[Start of Raw data]

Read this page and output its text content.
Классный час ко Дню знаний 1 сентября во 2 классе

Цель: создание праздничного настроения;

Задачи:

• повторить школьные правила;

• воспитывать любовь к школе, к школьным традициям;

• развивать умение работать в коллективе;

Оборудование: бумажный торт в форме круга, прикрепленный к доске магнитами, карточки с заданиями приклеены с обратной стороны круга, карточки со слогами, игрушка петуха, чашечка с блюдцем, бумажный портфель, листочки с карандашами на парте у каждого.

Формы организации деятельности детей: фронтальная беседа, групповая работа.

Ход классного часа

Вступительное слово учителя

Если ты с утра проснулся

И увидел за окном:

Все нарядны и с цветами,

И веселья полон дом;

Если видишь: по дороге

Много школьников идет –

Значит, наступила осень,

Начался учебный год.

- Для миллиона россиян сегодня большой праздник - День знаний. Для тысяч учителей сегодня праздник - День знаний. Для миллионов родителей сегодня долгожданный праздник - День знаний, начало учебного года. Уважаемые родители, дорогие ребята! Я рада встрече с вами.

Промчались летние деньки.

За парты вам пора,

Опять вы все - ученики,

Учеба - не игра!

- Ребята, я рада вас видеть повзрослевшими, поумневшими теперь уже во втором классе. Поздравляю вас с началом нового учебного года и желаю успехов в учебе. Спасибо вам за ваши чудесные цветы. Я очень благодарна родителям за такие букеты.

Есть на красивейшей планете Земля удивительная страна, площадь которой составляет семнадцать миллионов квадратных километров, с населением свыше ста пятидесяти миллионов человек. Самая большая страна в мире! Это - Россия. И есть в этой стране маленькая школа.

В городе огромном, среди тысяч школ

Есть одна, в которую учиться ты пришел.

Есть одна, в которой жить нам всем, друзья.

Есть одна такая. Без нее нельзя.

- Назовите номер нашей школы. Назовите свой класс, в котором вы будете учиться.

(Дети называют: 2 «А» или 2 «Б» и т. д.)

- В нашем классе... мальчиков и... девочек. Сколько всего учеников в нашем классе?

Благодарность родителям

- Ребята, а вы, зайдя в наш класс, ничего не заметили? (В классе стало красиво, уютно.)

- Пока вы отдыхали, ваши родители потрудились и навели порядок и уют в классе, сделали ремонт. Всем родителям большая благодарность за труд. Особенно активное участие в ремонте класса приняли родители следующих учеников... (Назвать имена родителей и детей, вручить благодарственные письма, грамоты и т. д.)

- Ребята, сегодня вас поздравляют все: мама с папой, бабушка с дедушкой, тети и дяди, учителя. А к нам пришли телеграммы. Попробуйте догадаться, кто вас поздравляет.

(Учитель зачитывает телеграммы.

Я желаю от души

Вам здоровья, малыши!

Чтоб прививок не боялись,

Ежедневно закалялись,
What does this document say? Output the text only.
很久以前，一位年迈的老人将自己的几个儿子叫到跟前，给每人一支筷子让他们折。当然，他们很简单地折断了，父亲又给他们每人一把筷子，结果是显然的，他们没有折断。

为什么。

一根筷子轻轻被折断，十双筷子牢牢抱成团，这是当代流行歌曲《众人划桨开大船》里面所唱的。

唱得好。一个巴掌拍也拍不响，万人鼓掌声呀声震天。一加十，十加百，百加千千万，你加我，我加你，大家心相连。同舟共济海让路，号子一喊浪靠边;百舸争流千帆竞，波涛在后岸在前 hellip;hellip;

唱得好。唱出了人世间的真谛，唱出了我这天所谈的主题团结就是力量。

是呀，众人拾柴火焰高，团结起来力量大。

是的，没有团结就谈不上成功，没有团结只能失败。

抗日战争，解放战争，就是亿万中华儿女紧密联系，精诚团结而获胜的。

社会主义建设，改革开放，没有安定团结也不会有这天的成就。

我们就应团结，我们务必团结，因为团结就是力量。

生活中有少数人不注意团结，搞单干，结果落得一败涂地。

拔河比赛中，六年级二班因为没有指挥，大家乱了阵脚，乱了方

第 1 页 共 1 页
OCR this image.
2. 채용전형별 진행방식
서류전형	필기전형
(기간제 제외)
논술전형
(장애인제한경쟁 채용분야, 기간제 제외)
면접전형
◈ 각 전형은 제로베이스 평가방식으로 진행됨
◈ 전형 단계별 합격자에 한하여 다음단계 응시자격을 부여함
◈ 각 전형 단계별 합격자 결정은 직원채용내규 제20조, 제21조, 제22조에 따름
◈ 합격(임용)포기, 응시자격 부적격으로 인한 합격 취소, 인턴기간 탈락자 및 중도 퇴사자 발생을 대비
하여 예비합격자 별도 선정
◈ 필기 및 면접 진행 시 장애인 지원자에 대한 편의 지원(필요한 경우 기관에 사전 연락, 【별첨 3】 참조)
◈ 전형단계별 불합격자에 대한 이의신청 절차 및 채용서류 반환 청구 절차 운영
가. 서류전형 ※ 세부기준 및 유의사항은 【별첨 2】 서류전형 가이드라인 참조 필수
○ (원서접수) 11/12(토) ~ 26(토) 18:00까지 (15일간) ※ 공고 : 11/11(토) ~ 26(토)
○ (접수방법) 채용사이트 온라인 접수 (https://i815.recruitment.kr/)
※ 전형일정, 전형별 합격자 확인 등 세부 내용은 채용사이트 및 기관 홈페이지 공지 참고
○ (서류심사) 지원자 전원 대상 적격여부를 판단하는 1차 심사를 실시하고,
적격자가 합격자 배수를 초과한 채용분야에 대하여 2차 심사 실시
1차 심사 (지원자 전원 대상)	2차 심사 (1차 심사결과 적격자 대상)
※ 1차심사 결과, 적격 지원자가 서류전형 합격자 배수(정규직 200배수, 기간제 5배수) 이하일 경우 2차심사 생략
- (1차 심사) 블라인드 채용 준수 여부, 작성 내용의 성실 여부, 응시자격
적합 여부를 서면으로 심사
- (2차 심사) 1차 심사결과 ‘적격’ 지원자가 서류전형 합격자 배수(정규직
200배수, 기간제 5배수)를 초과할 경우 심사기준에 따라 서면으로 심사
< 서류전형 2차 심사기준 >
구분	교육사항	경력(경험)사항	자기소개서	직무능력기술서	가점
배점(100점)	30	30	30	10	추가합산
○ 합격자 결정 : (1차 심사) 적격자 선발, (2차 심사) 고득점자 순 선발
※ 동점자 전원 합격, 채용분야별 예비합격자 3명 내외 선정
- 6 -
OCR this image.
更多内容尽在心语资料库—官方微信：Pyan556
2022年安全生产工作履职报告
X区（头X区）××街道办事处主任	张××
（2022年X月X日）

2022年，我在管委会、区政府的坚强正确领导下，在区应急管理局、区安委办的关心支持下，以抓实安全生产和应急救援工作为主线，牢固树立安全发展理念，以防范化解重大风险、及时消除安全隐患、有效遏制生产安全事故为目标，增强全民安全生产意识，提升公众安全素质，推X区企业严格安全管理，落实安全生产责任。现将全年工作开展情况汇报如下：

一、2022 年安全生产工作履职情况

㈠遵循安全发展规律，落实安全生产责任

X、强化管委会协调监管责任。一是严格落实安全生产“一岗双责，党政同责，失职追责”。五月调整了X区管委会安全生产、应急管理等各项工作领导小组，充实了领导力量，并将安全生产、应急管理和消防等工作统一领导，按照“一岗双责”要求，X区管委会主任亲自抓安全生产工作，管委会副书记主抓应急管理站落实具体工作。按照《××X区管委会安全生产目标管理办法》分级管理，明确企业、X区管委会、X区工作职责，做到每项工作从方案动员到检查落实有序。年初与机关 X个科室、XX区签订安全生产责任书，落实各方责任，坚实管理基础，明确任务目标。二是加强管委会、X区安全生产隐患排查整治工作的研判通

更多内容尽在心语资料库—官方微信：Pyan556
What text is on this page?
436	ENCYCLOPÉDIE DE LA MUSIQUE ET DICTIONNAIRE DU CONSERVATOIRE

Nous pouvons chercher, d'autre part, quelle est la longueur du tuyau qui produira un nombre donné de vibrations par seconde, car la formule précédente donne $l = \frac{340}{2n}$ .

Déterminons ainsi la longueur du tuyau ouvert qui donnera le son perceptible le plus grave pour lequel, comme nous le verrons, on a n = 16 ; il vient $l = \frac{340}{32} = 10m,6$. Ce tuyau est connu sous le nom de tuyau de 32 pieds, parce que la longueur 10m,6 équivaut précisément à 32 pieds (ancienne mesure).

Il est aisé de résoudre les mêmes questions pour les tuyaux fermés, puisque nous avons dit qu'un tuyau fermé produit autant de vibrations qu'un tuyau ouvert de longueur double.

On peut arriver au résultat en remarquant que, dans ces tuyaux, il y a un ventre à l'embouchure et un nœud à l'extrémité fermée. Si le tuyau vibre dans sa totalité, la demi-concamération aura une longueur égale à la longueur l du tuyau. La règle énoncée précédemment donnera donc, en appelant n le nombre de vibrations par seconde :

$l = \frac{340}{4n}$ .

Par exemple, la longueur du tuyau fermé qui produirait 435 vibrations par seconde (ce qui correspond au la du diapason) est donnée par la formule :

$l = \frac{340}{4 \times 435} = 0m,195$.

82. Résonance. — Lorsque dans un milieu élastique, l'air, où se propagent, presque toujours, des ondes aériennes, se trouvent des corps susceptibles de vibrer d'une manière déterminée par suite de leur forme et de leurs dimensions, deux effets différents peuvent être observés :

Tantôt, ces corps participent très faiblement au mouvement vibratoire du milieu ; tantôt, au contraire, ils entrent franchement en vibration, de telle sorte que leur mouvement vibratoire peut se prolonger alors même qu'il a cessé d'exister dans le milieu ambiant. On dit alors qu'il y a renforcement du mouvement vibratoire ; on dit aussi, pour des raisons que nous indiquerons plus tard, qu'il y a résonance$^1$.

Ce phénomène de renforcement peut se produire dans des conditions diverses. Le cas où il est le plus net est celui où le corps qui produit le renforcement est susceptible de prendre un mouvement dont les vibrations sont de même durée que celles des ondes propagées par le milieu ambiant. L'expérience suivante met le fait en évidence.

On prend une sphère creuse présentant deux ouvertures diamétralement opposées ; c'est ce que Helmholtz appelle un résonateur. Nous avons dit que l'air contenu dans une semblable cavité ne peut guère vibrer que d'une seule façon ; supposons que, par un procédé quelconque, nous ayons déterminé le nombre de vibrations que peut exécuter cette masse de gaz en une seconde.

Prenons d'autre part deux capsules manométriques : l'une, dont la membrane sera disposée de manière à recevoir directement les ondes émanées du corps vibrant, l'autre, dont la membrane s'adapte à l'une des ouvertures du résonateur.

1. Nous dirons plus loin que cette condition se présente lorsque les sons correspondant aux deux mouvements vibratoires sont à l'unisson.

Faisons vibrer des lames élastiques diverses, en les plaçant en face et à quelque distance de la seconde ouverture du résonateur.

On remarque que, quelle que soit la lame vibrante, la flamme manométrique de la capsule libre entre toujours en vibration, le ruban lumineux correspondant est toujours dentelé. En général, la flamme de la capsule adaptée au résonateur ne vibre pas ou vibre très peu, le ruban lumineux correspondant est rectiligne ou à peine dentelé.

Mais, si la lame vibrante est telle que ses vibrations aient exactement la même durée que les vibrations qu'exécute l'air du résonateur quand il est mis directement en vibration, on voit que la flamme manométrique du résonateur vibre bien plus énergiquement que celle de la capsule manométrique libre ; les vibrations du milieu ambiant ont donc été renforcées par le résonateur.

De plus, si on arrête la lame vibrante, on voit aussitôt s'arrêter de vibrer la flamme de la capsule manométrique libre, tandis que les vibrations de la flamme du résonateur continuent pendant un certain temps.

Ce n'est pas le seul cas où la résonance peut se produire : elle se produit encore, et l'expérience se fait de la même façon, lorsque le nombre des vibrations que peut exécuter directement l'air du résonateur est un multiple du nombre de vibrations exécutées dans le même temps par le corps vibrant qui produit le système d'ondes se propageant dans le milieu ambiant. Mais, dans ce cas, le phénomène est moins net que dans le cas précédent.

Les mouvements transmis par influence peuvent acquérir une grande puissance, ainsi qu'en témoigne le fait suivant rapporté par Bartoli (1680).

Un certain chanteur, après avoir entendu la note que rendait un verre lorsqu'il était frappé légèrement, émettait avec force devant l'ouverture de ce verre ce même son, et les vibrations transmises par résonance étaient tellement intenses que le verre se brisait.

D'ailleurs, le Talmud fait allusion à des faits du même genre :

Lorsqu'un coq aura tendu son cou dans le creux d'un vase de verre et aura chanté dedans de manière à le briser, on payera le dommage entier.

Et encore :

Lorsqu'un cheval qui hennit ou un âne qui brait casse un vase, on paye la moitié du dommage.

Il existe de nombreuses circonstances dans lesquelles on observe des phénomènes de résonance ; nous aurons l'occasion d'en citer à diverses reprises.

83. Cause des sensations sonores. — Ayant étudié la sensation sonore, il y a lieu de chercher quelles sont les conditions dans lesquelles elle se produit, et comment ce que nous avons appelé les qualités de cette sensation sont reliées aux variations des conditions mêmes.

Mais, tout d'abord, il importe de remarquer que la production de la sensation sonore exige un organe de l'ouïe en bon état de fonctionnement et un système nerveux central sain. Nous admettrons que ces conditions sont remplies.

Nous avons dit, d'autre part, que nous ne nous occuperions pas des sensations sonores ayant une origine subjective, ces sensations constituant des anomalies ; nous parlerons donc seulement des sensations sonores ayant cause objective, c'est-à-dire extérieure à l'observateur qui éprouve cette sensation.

[End of Raw data]

→ Given task: Gather each line of the listing that holds the string "frac".

→ Solution to this problem:
Nous pouvons chercher, d'autre part, quelle est la longueur du tuyau qui produira un nombre donné de vibrations par seconde, car la formule précédente donne $l = \frac{340}{2n}$ .
Déterminons ainsi la longueur du tuyau ouvert qui donnera le son perceptible le plus grave pour lequel, comme nous le verrons, on a n = 16 ; il vient $l = \frac{340}{32} = 10m,6$. Ce tuyau est connu sous le nom de tuyau de 32 pieds, parce que la longueur 10m,6 équivaut précisément à 32 pieds (ancienne mesure).
$l = \frac{340}{4n}$ .
$l = \frac{340}{4 \times 435} = 0m,195$.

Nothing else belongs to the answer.